* _Dataset records_
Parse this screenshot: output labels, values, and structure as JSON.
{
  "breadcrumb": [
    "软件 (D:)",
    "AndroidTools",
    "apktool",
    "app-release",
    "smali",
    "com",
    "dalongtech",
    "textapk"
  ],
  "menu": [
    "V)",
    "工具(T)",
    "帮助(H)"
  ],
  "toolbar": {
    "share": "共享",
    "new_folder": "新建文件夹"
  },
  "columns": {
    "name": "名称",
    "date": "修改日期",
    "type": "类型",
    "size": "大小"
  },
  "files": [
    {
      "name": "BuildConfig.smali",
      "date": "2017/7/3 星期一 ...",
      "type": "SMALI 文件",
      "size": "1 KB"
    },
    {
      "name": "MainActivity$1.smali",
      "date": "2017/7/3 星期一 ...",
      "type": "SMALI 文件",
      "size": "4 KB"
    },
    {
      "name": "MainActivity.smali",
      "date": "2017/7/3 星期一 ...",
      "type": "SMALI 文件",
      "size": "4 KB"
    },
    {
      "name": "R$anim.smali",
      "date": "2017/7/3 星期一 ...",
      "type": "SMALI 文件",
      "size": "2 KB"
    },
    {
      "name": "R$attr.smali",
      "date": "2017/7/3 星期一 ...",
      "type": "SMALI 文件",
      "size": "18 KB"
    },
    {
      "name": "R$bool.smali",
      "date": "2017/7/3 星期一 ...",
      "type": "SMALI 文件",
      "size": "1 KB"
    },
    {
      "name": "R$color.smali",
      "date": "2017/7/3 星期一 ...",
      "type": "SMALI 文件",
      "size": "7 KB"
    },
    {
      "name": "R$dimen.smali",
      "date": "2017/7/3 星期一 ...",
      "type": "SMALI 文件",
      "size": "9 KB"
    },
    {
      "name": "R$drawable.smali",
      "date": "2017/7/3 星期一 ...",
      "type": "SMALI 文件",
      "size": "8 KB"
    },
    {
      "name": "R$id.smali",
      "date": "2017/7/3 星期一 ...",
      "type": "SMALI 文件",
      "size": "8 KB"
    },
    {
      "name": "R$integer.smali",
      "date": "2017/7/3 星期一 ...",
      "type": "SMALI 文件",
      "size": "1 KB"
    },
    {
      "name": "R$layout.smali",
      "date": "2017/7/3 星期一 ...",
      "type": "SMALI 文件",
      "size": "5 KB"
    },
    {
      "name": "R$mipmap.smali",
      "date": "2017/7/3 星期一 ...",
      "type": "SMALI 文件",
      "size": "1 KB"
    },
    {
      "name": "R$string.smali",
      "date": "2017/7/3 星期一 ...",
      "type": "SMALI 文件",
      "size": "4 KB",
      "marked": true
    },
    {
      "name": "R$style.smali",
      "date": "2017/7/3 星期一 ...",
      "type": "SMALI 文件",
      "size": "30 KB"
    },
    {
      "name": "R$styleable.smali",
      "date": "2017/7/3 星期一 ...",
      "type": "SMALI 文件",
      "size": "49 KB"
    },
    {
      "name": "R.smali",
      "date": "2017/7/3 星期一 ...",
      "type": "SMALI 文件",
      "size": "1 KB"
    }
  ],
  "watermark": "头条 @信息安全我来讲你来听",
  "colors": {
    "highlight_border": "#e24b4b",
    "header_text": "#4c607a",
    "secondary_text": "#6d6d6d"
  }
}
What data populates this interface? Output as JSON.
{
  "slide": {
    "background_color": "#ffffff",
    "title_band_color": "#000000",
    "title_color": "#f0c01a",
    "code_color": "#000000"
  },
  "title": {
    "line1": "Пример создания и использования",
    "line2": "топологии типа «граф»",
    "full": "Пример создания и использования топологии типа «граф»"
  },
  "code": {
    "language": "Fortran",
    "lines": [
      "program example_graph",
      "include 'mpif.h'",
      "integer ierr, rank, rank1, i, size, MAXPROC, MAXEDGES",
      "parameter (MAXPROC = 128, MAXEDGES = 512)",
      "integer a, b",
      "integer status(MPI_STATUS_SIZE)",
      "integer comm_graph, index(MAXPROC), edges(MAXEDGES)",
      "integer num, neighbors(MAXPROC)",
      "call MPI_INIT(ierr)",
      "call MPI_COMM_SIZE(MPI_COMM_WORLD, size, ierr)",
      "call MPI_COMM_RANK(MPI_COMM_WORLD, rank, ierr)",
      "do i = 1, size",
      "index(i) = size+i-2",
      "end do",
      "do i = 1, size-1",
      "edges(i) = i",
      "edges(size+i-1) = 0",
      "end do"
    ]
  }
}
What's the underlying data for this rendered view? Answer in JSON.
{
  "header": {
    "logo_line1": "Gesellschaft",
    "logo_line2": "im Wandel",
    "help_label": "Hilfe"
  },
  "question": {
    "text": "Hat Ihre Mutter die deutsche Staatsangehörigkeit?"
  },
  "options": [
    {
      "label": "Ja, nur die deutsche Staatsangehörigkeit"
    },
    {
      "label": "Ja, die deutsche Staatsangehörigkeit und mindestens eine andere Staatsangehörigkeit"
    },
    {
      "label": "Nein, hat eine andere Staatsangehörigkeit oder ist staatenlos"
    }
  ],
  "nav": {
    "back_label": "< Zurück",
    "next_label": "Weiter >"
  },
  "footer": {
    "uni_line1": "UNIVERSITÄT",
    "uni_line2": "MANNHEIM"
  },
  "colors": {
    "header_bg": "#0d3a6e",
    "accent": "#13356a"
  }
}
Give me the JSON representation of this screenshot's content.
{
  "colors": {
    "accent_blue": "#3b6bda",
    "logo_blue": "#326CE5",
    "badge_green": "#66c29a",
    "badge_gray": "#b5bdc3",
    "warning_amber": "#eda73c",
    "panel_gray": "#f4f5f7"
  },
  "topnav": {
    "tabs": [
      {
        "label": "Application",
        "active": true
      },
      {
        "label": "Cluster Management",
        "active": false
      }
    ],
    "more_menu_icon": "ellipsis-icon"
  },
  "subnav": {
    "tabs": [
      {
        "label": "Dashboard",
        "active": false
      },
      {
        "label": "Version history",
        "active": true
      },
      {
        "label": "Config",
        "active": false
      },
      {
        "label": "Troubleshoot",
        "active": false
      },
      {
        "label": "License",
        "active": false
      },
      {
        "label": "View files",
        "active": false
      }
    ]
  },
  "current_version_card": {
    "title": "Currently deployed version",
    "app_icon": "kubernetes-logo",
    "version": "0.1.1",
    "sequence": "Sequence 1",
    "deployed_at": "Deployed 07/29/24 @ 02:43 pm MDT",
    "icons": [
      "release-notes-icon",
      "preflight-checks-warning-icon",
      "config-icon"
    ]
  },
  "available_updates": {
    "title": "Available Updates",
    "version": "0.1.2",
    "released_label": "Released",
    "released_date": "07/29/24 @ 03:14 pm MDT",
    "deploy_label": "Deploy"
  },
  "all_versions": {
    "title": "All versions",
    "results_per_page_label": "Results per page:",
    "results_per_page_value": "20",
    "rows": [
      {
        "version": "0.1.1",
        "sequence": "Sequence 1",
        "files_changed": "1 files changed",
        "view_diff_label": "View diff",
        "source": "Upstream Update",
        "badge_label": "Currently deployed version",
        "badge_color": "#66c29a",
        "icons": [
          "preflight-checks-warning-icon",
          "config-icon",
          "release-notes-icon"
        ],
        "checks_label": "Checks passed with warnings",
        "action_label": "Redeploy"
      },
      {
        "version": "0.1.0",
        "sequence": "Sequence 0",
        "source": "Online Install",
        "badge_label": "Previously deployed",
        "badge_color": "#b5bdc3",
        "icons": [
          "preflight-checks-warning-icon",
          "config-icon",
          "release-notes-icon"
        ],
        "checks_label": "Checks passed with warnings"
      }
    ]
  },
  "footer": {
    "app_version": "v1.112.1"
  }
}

* _Your goal_
Your task is to repeat every line exactly.

* _Task response_
Parse this screenshot: output labels, values, and structure as JSON.
{
  "breadcrumb": [
    "软件 (D:)",
    "AndroidTools",
    "apktool",
    "app-release",
    "smali",
    "com",
    "dalongtech",
    "textapk"
  ],
  "menu": [
    "V)",
    "工具(T)",
    "帮助(H)"
  ],
  "toolbar": {
    "share": "共享",
    "new_folder": "新建文件夹"
  },
  "columns": {
    "name": "名称",
    "date": "修改日期",
    "type": "类型",
    "size": "大小"
  },
  "files": [
    {
      "name": "BuildConfig.smali",
      "date": "2017/7/3 星期一 ...",
      "type": "SMALI 文件",
      "size": "1 KB"
    },
    {
      "name": "MainActivity$1.smali",
      "date": "2017/7/3 星期一 ...",
      "type": "SMALI 文件",
      "size": "4 KB"
    },
    {
      "name": "MainActivity.smali",
      "date": "2017/7/3 星期一 ...",
      "type": "SMALI 文件",
      "size": "4 KB"
    },
    {
      "name": "R$anim.smali",
      "date": "2017/7/3 星期一 ...",
      "type": "SMALI 文件",
      "size": "2 KB"
    },
    {
      "name": "R$attr.smali",
      "date": "2017/7/3 星期一 ...",
      "type": "SMALI 文件",
      "size": "18 KB"
    },
    {
      "name": "R$bool.smali",
      "date": "2017/7/3 星期一 ...",
      "type": "SMALI 文件",
      "size": "1 KB"
    },
    {
      "name": "R$color.smali",
      "date": "2017/7/3 星期一 ...",
      "type": "SMALI 文件",
      "size": "7 KB"
    },
    {
      "name": "R$dimen.smali",
      "date": "2017/7/3 星期一 ...",
      "type": "SMALI 文件",
      "size": "9 KB"
    },
    {
      "name": "R$drawable.smali",
      "date": "2017/7/3 星期一 ...",
      "type": "SMALI 文件",
      "size": "8 KB"
    },
    {
      "name": "R$id.smali",
      "date": "2017/7/3 星期一 ...",
      "type": "SMALI 文件",
      "size": "8 KB"
    },
    {
      "name": "R$integer.smali",
      "date": "2017/7/3 星期一 ...",
      "type": "SMALI 文件",
      "size": "1 KB"
    },
    {
      "name": "R$layout.smali",
      "date": "2017/7/3 星期一 ...",
      "type": "SMALI 文件",
      "size": "5 KB"
    },
    {
      "name": "R$mipmap.smali",
      "date": "2017/7/3 星期一 ...",
      "type": "SMALI 文件",
      "size": "1 KB"
    },
    {
      "name": "R$string.smali",
      "date": "2017/7/3 星期一 ...",
      "type": "SMALI 文件",
      "size": "4 KB",
      "marked": true
    },
    {
      "name": "R$style.smali",
      "date": "2017/7/3 星期一 ...",
      "type": "SMALI 文件",
      "size": "30 KB"
    },
    {
      "name": "R$styleable.smali",
      "date": "2017/7/3 星期一 ...",
      "type": "SMALI 文件",
      "size": "49 KB"
    },
    {
      "name": "R.smali",
      "date": "2017/7/3 星期一 ...",
      "type": "SMALI 文件",
      "size": "1 KB"
    }
  ],
  "watermark": "头条 @信息安全我来讲你来听",
  "colors": {
    "highlight_border": "#e24b4b",
    "header_text": "#4c607a",
    "secondary_text": "#6d6d6d"
  }
}
What data populates this interface? Output as JSON.
{
  "slide": {
    "background_color": "#ffffff",
    "title_band_color": "#000000",
    "title_color": "#f0c01a",
    "code_color": "#000000"
  },
  "title": {
    "line1": "Пример создания и использования",
    "line2": "топологии типа «граф»",
    "full": "Пример создания и использования топологии типа «граф»"
  },
  "code": {
    "language": "Fortran",
    "lines": [
      "program example_graph",
      "include 'mpif.h'",
      "integer ierr, rank, rank1, i, size, MAXPROC, MAXEDGES",
      "parameter (MAXPROC = 128, MAXEDGES = 512)",
      "integer a, b",
      "integer status(MPI_STATUS_SIZE)",
      "integer comm_graph, index(MAXPROC), edges(MAXEDGES)",
      "integer num, neighbors(MAXPROC)",
      "call MPI_INIT(ierr)",
      "call MPI_COMM_SIZE(MPI_COMM_WORLD, size, ierr)",
      "call MPI_COMM_RANK(MPI_COMM_WORLD, rank, ierr)",
      "do i = 1, size",
      "index(i) = size+i-2",
      "end do",
      "do i = 1, size-1",
      "edges(i) = i",
      "edges(size+i-1) = 0",
      "end do"
    ]
  }
}
What's the underlying data for this rendered view? Answer in JSON.
{
  "header": {
    "logo_line1": "Gesellschaft",
    "logo_line2": "im Wandel",
    "help_label": "Hilfe"
  },
  "question": {
    "text": "Hat Ihre Mutter die deutsche Staatsangehörigkeit?"
  },
  "options": [
    {
      "label": "Ja, nur die deutsche Staatsangehörigkeit"
    },
    {
      "label": "Ja, die deutsche Staatsangehörigkeit und mindestens eine andere Staatsangehörigkeit"
    },
    {
      "label": "Nein, hat eine andere Staatsangehörigkeit oder ist staatenlos"
    }
  ],
  "nav": {
    "back_label": "< Zurück",
    "next_label": "Weiter >"
  },
  "footer": {
    "uni_line1": "UNIVERSITÄT",
    "uni_line2": "MANNHEIM"
  },
  "colors": {
    "header_bg": "#0d3a6e",
    "accent": "#13356a"
  }
}
Give me the JSON representation of this screenshot's content.
{
  "colors": {
    "accent_blue": "#3b6bda",
    "logo_blue": "#326CE5",
    "badge_green": "#66c29a",
    "badge_gray": "#b5bdc3",
    "warning_amber": "#eda73c",
    "panel_gray": "#f4f5f7"
  },
  "topnav": {
    "tabs": [
      {
        "label": "Application",
        "active": true
      },
      {
        "label": "Cluster Management",
        "active": false
      }
    ],
    "more_menu_icon": "ellipsis-icon"
  },
  "subnav": {
    "tabs": [
      {
        "label": "Dashboard",
        "active": false
      },
      {
        "label": "Version history",
        "active": true
      },
      {
        "label": "Config",
        "active": false
      },
      {
        "label": "Troubleshoot",
        "active": false
      },
      {
        "label": "License",
        "active": false
      },
      {
        "label": "View files",
        "active": false
      }
    ]
  },
  "current_version_card": {
    "title": "Currently deployed version",
    "app_icon": "kubernetes-logo",
    "version": "0.1.1",
    "sequence": "Sequence 1",
    "deployed_at": "Deployed 07/29/24 @ 02:43 pm MDT",
    "icons": [
      "release-notes-icon",
      "preflight-checks-warning-icon",
      "config-icon"
    ]
  },
  "available_updates": {
    "title": "Available Updates",
    "version": "0.1.2",
    "released_label": "Released",
    "released_date": "07/29/24 @ 03:14 pm MDT",
    "deploy_label": "Deploy"
  },
  "all_versions": {
    "title": "All versions",
    "results_per_page_label": "Results per page:",
    "results_per_page_value": "20",
    "rows": [
      {
        "version": "0.1.1",
        "sequence": "Sequence 1",
        "files_changed": "1 files changed",
        "view_diff_label": "View diff",
        "source": "Upstream Update",
        "badge_label": "Currently deployed version",
        "badge_color": "#66c29a",
        "icons": [
          "preflight-checks-warning-icon",
          "config-icon",
          "release-notes-icon"
        ],
        "checks_label": "Checks passed with warnings",
        "action_label": "Redeploy"
      },
      {
        "version": "0.1.0",
        "sequence": "Sequence 0",
        "source": "Online Install",
        "badge_label": "Previously deployed",
        "badge_color": "#b5bdc3",
        "icons": [
          "preflight-checks-warning-icon",
          "config-icon",
          "release-notes-icon"
        ],
        "checks_label": "Checks passed with warnings"
      }
    ]
  },
  "footer": {
    "app_version": "v1.112.1"
  }
}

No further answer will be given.